In the copy, include every entry exactly but none of the images.

⟨

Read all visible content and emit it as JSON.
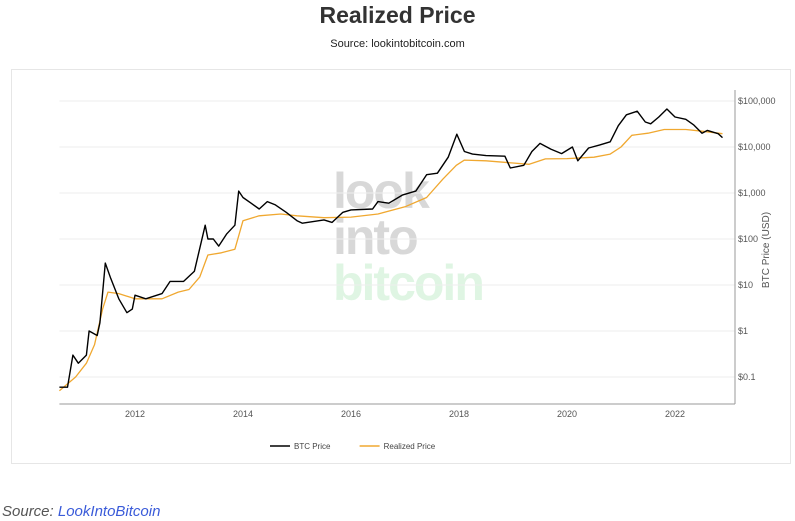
{
  "title": "Realized Price",
  "subtitle": "Source: lookintobitcoin.com",
  "footer": {
    "prefix": "Source: ",
    "link": "LookIntoBitcoin"
  },
  "watermark": [
    "look",
    "into",
    "bitcoin"
  ],
  "chart_data": {
    "type": "line",
    "ylabel": "BTC Price (USD)",
    "yscale": "log",
    "ylim": [
      0.03,
      150000
    ],
    "xlim": [
      2010.6,
      2023.1
    ],
    "yticks": [
      0.1,
      1,
      10,
      100,
      1000,
      10000,
      100000
    ],
    "ytick_labels": [
      "$0.1",
      "$1",
      "$10",
      "$100",
      "$1,000",
      "$10,000",
      "$100,000"
    ],
    "xticks": [
      2012,
      2014,
      2016,
      2018,
      2020,
      2022
    ],
    "xtick_labels": [
      "2012",
      "2014",
      "2016",
      "2018",
      "2020",
      "2022"
    ],
    "grid": true,
    "legend": "bottom",
    "series": [
      {
        "name": "BTC Price",
        "color": "#000000",
        "x": [
          2010.6,
          2010.75,
          2010.85,
          2010.95,
          2011.1,
          2011.15,
          2011.3,
          2011.35,
          2011.45,
          2011.55,
          2011.7,
          2011.85,
          2011.95,
          2012.0,
          2012.2,
          2012.5,
          2012.65,
          2012.9,
          2013.1,
          2013.3,
          2013.35,
          2013.45,
          2013.55,
          2013.7,
          2013.85,
          2013.92,
          2014.0,
          2014.15,
          2014.3,
          2014.45,
          2014.6,
          2014.8,
          2015.0,
          2015.1,
          2015.5,
          2015.65,
          2015.85,
          2016.0,
          2016.4,
          2016.5,
          2016.7,
          2016.95,
          2017.2,
          2017.4,
          2017.6,
          2017.8,
          2017.96,
          2018.1,
          2018.25,
          2018.5,
          2018.85,
          2018.95,
          2019.2,
          2019.35,
          2019.5,
          2019.7,
          2019.9,
          2020.1,
          2020.2,
          2020.4,
          2020.6,
          2020.8,
          2020.95,
          2021.1,
          2021.3,
          2021.45,
          2021.55,
          2021.7,
          2021.85,
          2022.0,
          2022.2,
          2022.35,
          2022.5,
          2022.6,
          2022.8,
          2022.88
        ],
        "values": [
          0.06,
          0.06,
          0.3,
          0.2,
          0.3,
          1,
          0.8,
          1.5,
          30,
          14,
          5,
          2.5,
          3,
          6,
          5,
          6.5,
          12,
          12,
          20,
          200,
          100,
          100,
          70,
          130,
          200,
          1100,
          800,
          600,
          450,
          650,
          550,
          380,
          250,
          220,
          260,
          230,
          380,
          430,
          450,
          650,
          600,
          900,
          1100,
          2500,
          2700,
          6000,
          19000,
          8000,
          7000,
          6500,
          6300,
          3500,
          4000,
          8000,
          12000,
          9000,
          7200,
          10000,
          5000,
          9500,
          11000,
          13000,
          29000,
          50000,
          60000,
          35000,
          32000,
          45000,
          67000,
          45000,
          40000,
          30000,
          20000,
          23000,
          19500,
          16000
        ]
      },
      {
        "name": "Realized Price",
        "color": "#f0a830",
        "x": [
          2010.6,
          2010.9,
          2011.1,
          2011.25,
          2011.4,
          2011.5,
          2011.7,
          2012.0,
          2012.5,
          2012.8,
          2013.0,
          2013.2,
          2013.35,
          2013.6,
          2013.85,
          2014.0,
          2014.3,
          2014.7,
          2015.0,
          2015.5,
          2016.0,
          2016.5,
          2017.0,
          2017.4,
          2017.7,
          2017.95,
          2018.1,
          2018.5,
          2019.0,
          2019.3,
          2019.6,
          2020.0,
          2020.5,
          2020.8,
          2021.0,
          2021.2,
          2021.5,
          2021.8,
          2022.2,
          2022.5,
          2022.88
        ],
        "values": [
          0.05,
          0.1,
          0.2,
          0.5,
          3,
          7,
          6.5,
          5,
          5,
          7,
          8,
          15,
          45,
          50,
          60,
          250,
          320,
          350,
          320,
          290,
          300,
          350,
          500,
          800,
          2000,
          4000,
          5200,
          5000,
          4500,
          4200,
          5500,
          5600,
          6000,
          7000,
          10000,
          18000,
          20000,
          24000,
          24000,
          22000,
          19500
        ]
      }
    ]
  }
}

⟩

• **Exercise output**:
Read all visible content and emit it as JSON.
{
  "title": "Realized Price",
  "subtitle": "Source: lookintobitcoin.com",
  "footer": {
    "prefix": "Source: ",
    "link": "LookIntoBitcoin"
  },
  "watermark": [
    "look",
    "into",
    "bitcoin"
  ],
  "chart_data": {
    "type": "line",
    "ylabel": "BTC Price (USD)",
    "yscale": "log",
    "ylim": [
      0.03,
      150000
    ],
    "xlim": [
      2010.6,
      2023.1
    ],
    "yticks": [
      0.1,
      1,
      10,
      100,
      1000,
      10000,
      100000
    ],
    "ytick_labels": [
      "$0.1",
      "$1",
      "$10",
      "$100",
      "$1,000",
      "$10,000",
      "$100,000"
    ],
    "xticks": [
      2012,
      2014,
      2016,
      2018,
      2020,
      2022
    ],
    "xtick_labels": [
      "2012",
      "2014",
      "2016",
      "2018",
      "2020",
      "2022"
    ],
    "grid": true,
    "legend": "bottom",
    "series": [
      {
        "name": "BTC Price",
        "color": "#000000",
        "x": [
          2010.6,
          2010.75,
          2010.85,
          2010.95,
          2011.1,
          2011.15,
          2011.3,
          2011.35,
          2011.45,
          2011.55,
          2011.7,
          2011.85,
          2011.95,
          2012.0,
          2012.2,
          2012.5,
          2012.65,
          2012.9,
          2013.1,
          2013.3,
          2013.35,
          2013.45,
          2013.55,
          2013.7,
          2013.85,
          2013.92,
          2014.0,
          2014.15,
          2014.3,
          2014.45,
          2014.6,
          2014.8,
          2015.0,
          2015.1,
          2015.5,
          2015.65,
          2015.85,
          2016.0,
          2016.4,
          2016.5,
          2016.7,
          2016.95,
          2017.2,
          2017.4,
          2017.6,
          2017.8,
          2017.96,
          2018.1,
          2018.25,
          2018.5,
          2018.85,
          2018.95,
          2019.2,
          2019.35,
          2019.5,
          2019.7,
          2019.9,
          2020.1,
          2020.2,
          2020.4,
          2020.6,
          2020.8,
          2020.95,
          2021.1,
          2021.3,
          2021.45,
          2021.55,
          2021.7,
          2021.85,
          2022.0,
          2022.2,
          2022.35,
          2022.5,
          2022.6,
          2022.8,
          2022.88
        ],
        "values": [
          0.06,
          0.06,
          0.3,
          0.2,
          0.3,
          1,
          0.8,
          1.5,
          30,
          14,
          5,
          2.5,
          3,
          6,
          5,
          6.5,
          12,
          12,
          20,
          200,
          100,
          100,
          70,
          130,
          200,
          1100,
          800,
          600,
          450,
          650,
          550,
          380,
          250,
          220,
          260,
          230,
          380,
          430,
          450,
          650,
          600,
          900,
          1100,
          2500,
          2700,
          6000,
          19000,
          8000,
          7000,
          6500,
          6300,
          3500,
          4000,
          8000,
          12000,
          9000,
          7200,
          10000,
          5000,
          9500,
          11000,
          13000,
          29000,
          50000,
          60000,
          35000,
          32000,
          45000,
          67000,
          45000,
          40000,
          30000,
          20000,
          23000,
          19500,
          16000
        ]
      },
      {
        "name": "Realized Price",
        "color": "#f0a830",
        "x": [
          2010.6,
          2010.9,
          2011.1,
          2011.25,
          2011.4,
          2011.5,
          2011.7,
          2012.0,
          2012.5,
          2012.8,
          2013.0,
          2013.2,
          2013.35,
          2013.6,
          2013.85,
          2014.0,
          2014.3,
          2014.7,
          2015.0,
          2015.5,
          2016.0,
          2016.5,
          2017.0,
          2017.4,
          2017.7,
          2017.95,
          2018.1,
          2018.5,
          2019.0,
          2019.3,
          2019.6,
          2020.0,
          2020.5,
          2020.8,
          2021.0,
          2021.2,
          2021.5,
          2021.8,
          2022.2,
          2022.5,
          2022.88
        ],
        "values": [
          0.05,
          0.1,
          0.2,
          0.5,
          3,
          7,
          6.5,
          5,
          5,
          7,
          8,
          15,
          45,
          50,
          60,
          250,
          320,
          350,
          320,
          290,
          300,
          350,
          500,
          800,
          2000,
          4000,
          5200,
          5000,
          4500,
          4200,
          5500,
          5600,
          6000,
          7000,
          10000,
          18000,
          20000,
          24000,
          24000,
          22000,
          19500
        ]
      }
    ]
  }
}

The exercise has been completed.